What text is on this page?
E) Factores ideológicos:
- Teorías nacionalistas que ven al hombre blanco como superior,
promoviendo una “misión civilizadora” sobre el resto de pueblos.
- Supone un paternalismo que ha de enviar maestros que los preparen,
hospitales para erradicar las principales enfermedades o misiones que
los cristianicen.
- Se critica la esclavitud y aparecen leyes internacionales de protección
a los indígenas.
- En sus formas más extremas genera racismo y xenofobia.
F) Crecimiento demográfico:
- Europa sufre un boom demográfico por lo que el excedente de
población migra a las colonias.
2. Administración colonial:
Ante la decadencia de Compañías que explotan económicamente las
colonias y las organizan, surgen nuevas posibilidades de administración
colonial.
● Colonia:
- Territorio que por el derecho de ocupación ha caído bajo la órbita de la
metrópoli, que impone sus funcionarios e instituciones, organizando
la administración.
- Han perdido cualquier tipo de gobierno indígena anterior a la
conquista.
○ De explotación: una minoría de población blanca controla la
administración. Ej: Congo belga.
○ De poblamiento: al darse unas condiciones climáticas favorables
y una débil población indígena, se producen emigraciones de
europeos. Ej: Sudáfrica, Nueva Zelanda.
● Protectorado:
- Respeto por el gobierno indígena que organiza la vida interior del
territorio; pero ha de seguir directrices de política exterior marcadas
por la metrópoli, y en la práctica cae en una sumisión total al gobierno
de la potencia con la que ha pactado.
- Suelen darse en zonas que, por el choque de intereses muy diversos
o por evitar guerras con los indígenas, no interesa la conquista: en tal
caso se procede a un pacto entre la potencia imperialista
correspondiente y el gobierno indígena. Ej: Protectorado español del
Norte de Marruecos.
::::
### To be done
Report only how many lines in the listing contain the string "Protectorado".

### Complete output
2